SHORT PROBLEM:
Look through the data below. Collect every line where the word "Wikipedia" occurs.

EXTRACTED INFORMATION:
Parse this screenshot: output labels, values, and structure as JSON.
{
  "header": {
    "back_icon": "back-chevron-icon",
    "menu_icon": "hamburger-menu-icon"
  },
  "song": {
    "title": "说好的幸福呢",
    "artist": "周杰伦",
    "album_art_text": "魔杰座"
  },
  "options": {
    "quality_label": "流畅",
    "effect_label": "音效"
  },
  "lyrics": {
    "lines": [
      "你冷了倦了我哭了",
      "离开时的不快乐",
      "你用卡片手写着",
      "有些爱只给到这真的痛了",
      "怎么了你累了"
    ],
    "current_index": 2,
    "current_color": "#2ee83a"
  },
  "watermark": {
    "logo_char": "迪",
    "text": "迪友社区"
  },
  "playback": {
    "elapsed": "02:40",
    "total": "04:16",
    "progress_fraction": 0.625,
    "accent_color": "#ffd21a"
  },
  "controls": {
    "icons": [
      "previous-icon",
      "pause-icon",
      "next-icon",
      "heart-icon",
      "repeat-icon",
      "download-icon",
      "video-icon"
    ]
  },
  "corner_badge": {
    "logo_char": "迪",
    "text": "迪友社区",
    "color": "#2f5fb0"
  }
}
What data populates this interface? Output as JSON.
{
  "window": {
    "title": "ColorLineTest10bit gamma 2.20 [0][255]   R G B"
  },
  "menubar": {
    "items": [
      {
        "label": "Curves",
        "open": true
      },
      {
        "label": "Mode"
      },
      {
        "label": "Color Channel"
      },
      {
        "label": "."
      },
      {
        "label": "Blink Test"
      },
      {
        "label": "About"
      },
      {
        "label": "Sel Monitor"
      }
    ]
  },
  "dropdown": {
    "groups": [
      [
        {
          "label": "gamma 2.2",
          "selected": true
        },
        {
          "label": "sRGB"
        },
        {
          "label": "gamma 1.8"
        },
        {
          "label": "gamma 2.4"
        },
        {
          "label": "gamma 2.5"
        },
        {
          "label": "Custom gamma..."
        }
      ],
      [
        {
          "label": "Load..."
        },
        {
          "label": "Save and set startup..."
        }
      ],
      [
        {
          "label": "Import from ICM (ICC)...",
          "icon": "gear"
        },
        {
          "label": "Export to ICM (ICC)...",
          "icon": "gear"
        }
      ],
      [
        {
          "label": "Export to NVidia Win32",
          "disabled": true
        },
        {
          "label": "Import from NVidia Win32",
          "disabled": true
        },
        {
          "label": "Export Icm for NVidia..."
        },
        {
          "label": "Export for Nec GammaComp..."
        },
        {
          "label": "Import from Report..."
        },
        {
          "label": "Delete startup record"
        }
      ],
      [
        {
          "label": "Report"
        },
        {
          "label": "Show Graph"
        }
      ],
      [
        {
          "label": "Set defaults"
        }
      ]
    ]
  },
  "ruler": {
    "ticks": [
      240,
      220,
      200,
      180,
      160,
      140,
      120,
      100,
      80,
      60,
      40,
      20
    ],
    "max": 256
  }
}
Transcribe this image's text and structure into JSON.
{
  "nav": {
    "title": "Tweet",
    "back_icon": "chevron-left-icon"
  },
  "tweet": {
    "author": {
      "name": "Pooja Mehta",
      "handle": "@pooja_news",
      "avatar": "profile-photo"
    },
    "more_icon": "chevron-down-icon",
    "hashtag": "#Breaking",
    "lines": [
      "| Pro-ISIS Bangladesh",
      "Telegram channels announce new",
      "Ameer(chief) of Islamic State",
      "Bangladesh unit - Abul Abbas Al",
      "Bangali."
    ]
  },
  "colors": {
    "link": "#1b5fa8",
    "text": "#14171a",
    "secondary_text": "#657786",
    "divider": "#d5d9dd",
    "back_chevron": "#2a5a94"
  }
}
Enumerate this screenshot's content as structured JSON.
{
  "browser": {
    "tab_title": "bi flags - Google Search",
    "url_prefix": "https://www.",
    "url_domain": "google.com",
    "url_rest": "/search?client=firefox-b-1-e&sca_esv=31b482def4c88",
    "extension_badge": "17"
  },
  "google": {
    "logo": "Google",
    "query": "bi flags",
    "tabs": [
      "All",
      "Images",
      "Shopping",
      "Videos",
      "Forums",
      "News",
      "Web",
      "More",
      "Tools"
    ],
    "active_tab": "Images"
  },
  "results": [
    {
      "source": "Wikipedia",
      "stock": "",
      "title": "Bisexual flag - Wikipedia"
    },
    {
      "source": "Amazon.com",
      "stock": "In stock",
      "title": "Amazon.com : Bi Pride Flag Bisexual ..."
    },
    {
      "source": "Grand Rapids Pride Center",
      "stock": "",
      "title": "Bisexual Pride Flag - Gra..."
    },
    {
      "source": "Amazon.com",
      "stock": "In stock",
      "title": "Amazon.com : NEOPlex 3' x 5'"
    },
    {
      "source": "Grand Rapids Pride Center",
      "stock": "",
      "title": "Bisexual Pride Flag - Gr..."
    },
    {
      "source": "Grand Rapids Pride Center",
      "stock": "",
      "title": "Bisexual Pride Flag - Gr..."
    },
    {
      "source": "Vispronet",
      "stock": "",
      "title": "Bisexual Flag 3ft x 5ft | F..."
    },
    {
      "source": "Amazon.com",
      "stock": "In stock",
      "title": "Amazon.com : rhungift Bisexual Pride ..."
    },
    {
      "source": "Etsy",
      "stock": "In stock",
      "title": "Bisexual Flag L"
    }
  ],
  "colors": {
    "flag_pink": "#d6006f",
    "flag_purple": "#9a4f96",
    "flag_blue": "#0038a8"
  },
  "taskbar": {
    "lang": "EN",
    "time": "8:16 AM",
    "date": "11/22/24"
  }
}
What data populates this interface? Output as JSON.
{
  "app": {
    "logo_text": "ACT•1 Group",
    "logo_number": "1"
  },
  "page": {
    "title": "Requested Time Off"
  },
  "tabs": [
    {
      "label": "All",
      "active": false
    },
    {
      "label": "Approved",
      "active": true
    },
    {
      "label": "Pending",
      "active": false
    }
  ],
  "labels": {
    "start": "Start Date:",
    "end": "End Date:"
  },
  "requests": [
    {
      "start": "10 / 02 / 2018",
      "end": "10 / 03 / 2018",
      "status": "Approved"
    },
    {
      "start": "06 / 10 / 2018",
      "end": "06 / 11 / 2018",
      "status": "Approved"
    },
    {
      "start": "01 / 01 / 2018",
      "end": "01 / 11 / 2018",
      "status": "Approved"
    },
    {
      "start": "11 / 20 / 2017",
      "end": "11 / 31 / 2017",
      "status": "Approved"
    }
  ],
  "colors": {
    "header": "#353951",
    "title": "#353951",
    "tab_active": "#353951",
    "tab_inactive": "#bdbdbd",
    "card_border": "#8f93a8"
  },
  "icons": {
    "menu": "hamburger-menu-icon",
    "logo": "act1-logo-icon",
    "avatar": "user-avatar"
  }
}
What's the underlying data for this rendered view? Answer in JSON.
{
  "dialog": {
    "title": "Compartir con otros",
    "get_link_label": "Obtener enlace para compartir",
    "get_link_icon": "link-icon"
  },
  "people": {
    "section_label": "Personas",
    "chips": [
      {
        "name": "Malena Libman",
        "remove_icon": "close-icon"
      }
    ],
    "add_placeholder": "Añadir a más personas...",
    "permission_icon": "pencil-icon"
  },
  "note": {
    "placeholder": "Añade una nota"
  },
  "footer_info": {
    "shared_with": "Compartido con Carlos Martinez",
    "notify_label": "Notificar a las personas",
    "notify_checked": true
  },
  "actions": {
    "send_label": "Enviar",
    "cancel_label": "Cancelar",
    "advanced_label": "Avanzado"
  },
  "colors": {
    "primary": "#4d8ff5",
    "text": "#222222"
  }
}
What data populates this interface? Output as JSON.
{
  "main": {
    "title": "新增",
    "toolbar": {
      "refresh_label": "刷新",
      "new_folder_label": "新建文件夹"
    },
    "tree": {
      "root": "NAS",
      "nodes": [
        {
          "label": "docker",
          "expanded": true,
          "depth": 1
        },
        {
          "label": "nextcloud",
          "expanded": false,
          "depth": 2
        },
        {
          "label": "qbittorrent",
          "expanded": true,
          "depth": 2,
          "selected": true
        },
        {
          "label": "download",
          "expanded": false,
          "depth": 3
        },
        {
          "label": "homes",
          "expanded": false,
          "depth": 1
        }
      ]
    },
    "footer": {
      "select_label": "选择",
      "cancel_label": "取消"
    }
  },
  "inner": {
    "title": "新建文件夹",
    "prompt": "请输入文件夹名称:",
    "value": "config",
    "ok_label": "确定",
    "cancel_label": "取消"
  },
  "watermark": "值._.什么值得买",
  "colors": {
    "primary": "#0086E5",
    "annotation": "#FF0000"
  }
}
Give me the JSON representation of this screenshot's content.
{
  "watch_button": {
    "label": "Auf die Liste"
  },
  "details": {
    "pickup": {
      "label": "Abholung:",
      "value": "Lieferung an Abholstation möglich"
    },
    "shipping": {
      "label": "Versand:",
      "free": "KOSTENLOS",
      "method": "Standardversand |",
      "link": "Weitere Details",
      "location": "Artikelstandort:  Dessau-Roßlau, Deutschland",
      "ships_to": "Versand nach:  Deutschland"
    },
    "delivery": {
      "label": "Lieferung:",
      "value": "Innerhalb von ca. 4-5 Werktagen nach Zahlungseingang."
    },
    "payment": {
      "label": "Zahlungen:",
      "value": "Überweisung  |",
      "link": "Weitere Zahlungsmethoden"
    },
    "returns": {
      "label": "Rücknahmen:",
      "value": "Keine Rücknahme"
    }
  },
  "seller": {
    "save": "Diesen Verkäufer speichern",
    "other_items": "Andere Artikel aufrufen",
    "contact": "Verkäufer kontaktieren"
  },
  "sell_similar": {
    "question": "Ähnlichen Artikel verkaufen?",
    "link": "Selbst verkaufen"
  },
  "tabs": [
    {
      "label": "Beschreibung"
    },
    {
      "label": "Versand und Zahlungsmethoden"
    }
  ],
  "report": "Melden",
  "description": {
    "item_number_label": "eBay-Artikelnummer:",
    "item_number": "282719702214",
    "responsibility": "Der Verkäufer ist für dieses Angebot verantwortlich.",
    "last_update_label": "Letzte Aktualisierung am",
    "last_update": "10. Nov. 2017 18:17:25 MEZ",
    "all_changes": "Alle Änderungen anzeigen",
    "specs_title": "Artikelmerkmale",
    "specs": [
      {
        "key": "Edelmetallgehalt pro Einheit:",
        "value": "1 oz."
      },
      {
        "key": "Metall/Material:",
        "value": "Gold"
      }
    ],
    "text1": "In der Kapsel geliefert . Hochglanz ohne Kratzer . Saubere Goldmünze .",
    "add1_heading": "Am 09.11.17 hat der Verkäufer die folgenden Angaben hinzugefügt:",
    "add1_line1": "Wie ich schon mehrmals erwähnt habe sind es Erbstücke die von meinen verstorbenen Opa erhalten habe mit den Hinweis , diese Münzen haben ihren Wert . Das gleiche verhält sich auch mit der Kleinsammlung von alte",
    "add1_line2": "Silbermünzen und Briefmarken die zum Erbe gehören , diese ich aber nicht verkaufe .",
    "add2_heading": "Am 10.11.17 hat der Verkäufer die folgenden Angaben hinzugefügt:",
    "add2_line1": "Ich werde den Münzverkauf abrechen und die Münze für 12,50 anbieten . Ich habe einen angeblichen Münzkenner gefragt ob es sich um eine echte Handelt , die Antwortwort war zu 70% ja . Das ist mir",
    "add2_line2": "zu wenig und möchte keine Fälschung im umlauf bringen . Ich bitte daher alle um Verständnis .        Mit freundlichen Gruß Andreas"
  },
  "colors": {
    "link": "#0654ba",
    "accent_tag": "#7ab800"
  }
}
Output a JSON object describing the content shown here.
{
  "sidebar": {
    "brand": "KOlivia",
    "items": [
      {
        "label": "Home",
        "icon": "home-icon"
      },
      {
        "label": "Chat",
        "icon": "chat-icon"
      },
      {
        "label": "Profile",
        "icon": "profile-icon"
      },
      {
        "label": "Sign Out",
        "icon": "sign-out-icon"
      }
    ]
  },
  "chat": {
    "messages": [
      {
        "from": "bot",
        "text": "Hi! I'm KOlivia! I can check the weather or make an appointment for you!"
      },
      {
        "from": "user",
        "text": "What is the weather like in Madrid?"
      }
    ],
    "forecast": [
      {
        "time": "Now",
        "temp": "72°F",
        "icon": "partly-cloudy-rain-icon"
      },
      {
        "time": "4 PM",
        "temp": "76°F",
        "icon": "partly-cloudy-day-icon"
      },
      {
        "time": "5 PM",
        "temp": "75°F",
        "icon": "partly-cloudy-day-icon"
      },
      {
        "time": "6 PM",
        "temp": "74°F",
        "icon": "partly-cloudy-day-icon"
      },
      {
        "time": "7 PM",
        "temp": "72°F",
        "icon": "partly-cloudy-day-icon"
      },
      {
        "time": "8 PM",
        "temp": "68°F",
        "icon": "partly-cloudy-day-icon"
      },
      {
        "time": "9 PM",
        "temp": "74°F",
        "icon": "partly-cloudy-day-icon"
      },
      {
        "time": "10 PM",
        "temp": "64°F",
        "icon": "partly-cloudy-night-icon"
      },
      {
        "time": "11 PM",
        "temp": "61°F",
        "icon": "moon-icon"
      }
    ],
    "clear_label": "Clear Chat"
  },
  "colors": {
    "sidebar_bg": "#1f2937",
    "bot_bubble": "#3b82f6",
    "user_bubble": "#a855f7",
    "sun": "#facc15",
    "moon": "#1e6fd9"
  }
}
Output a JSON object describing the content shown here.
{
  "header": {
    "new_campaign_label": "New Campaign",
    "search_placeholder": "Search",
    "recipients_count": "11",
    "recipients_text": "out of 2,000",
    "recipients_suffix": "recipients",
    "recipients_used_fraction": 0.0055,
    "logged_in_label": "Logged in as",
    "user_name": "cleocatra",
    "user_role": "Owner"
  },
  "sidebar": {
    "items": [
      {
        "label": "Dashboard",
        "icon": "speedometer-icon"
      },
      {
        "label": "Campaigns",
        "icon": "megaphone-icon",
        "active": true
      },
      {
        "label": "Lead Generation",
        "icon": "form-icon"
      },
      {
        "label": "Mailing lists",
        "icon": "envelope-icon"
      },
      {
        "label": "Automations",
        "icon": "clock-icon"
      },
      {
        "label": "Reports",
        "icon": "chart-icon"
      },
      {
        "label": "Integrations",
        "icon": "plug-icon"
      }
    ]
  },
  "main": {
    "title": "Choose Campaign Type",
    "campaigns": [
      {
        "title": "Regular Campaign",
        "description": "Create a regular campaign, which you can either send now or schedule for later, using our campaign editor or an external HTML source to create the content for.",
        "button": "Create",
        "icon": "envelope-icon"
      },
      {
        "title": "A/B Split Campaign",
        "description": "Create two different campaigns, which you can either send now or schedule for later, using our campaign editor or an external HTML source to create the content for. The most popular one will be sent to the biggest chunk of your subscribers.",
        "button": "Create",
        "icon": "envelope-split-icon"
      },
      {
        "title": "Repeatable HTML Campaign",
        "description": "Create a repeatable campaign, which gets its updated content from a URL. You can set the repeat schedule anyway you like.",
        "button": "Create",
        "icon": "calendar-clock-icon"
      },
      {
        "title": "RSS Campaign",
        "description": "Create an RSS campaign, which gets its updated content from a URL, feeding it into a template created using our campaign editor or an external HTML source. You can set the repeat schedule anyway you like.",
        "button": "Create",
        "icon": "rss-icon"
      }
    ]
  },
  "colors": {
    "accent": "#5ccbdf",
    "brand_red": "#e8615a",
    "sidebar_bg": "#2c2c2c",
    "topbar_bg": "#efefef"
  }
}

EXERCISE OUTPUT:
      "source": "Wikipedia",
      "title": "Bisexual flag - Wikipedia"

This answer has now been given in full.